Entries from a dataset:
☆ ☆ ☆ ☆
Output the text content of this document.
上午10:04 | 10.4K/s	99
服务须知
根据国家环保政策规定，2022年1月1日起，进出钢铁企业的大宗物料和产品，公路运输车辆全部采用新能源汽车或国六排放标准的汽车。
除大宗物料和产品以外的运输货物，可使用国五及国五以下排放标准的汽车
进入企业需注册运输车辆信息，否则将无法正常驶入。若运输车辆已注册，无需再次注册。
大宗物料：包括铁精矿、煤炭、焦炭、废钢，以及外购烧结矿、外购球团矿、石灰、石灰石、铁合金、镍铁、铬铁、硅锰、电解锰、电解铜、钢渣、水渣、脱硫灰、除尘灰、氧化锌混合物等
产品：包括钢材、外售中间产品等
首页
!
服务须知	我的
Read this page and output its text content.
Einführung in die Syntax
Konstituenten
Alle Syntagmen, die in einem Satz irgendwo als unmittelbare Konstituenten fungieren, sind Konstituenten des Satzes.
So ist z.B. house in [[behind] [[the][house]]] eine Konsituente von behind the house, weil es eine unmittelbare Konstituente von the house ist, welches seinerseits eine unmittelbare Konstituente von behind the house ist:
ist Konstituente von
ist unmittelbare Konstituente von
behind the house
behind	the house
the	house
☆ ☆ ☆ ☆
- **What you are asked to do**
Looking back at the lines above, state how many contain the word "content", and supply nothing besides the number.

- **Result**
2